§ **Work to complete**
Copy out every line that contains the word "JSON".

§ **Supplied material**
§ §

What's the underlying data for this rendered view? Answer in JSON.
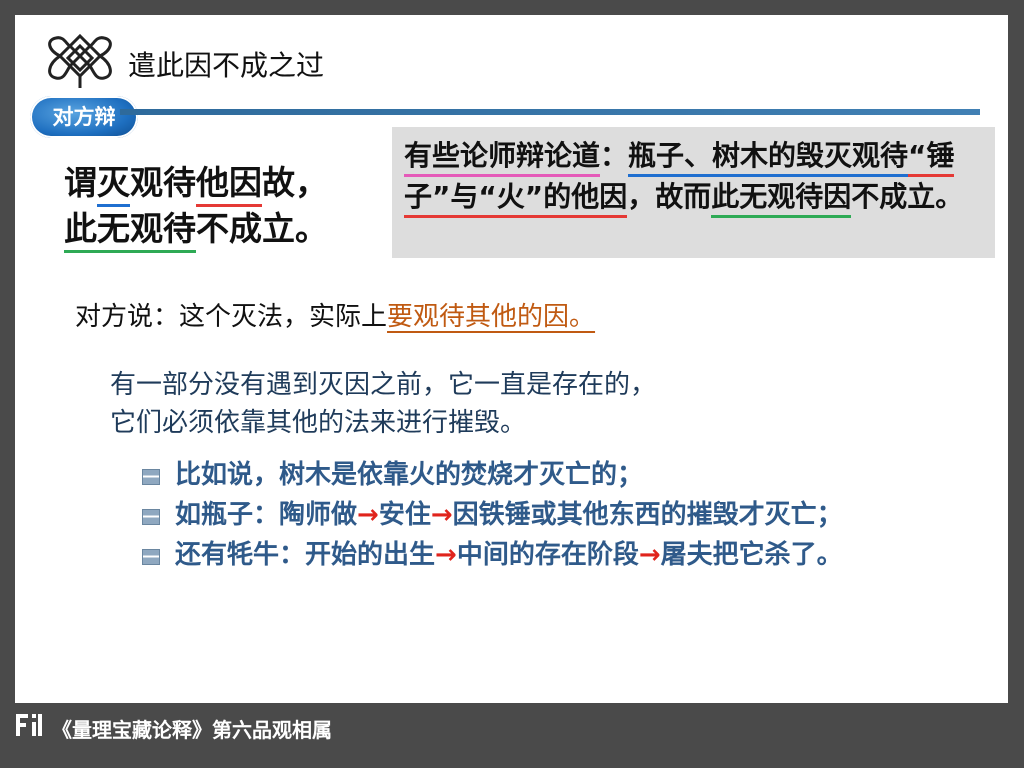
{
  "header": {
    "title": "遣此因不成之过",
    "badge": "对方辩"
  },
  "claim": {
    "line1": [
      "谓",
      "灭",
      "观待",
      "他因",
      "故，"
    ],
    "line2": [
      "此无观待",
      "不成立。"
    ]
  },
  "opponent_box": {
    "parts": [
      "有些论师辩论道",
      "：",
      "瓶子、树木的毁灭观待",
      "“锤子”与“火”的他因",
      "，故而",
      "此无观待因",
      "不成立。"
    ]
  },
  "speech": {
    "label": "对方说：",
    "text": "这个灭法，实际上",
    "highlight": "要观待其他的因。"
  },
  "explanation": {
    "line1": "有一部分没有遇到灭因之前，它一直是存在的，",
    "line2": "它们必须依靠其他的法来进行摧毁。"
  },
  "bullets": {
    "item1": "比如说，树木是依靠火的焚烧才灭亡的；",
    "item2_a": "如瓶子：陶师做",
    "item2_b": "安住",
    "item2_c": "因铁锤或其他东西的摧毁才灭亡；",
    "item3_a": "还有牦牛：开始的出生",
    "item3_b": "中间的存在阶段",
    "item3_c": "屠夫把它杀了。",
    "arrow": "→"
  },
  "footer": {
    "text": "《量理宝藏论释》第六品观相属"
  },
  "colors": {
    "background": "#4a4a4a",
    "accent_blue": "#2e6a9b",
    "bullet_text": "#2f5a8a",
    "arrow_red": "#e0241c",
    "highlight_orange": "#c05a12"
  }
}
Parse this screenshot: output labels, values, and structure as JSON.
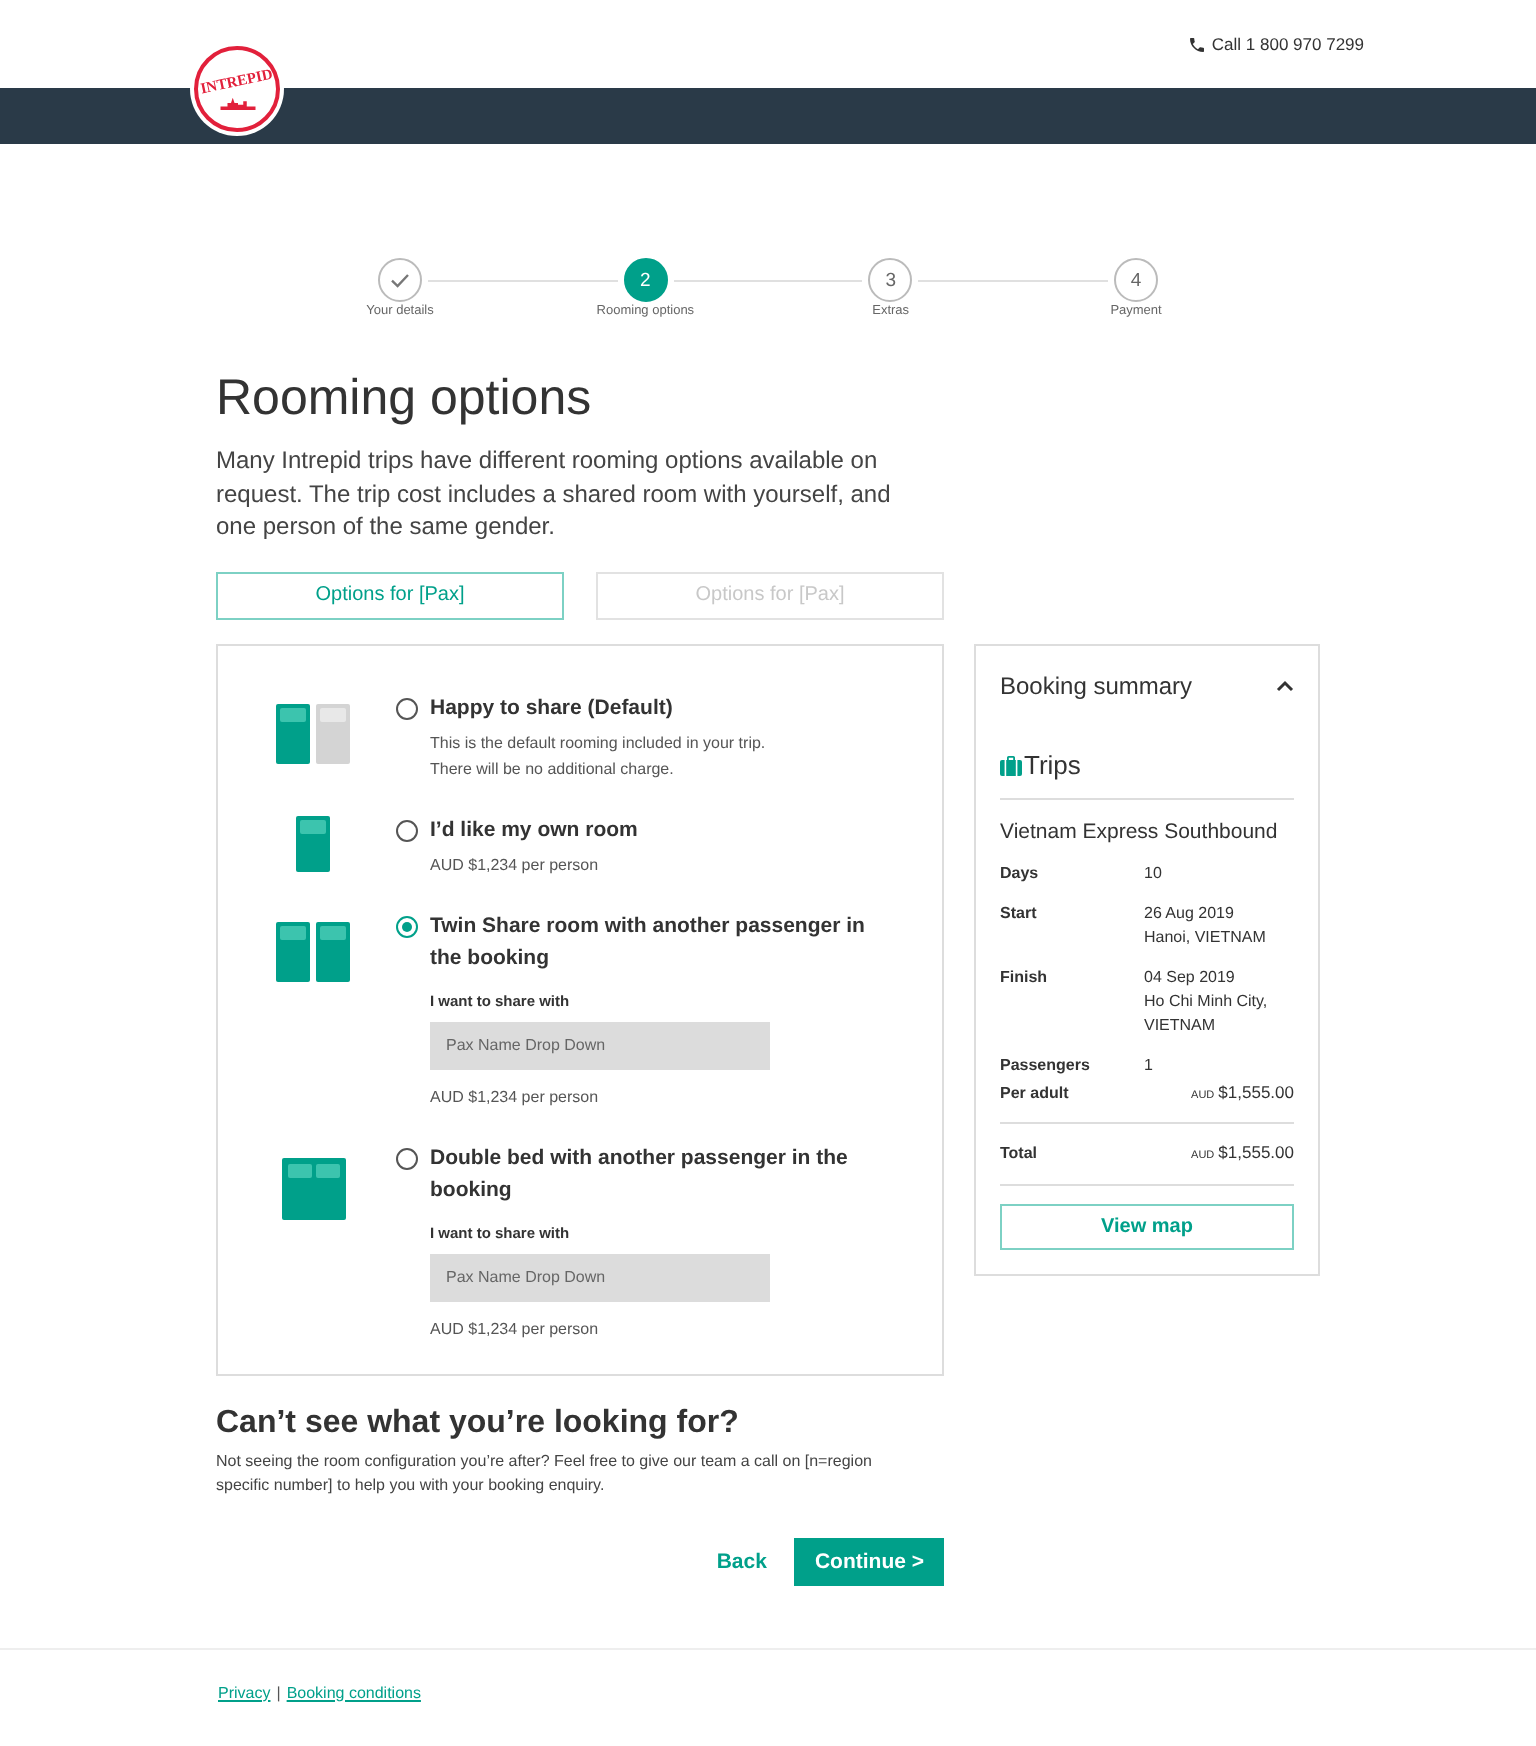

§ §

§ **Solution to the exercise**
What's the underlying data for this rendered view? Answer in JSON.
Parse this screenshot: output labels, values, and structure as JSON.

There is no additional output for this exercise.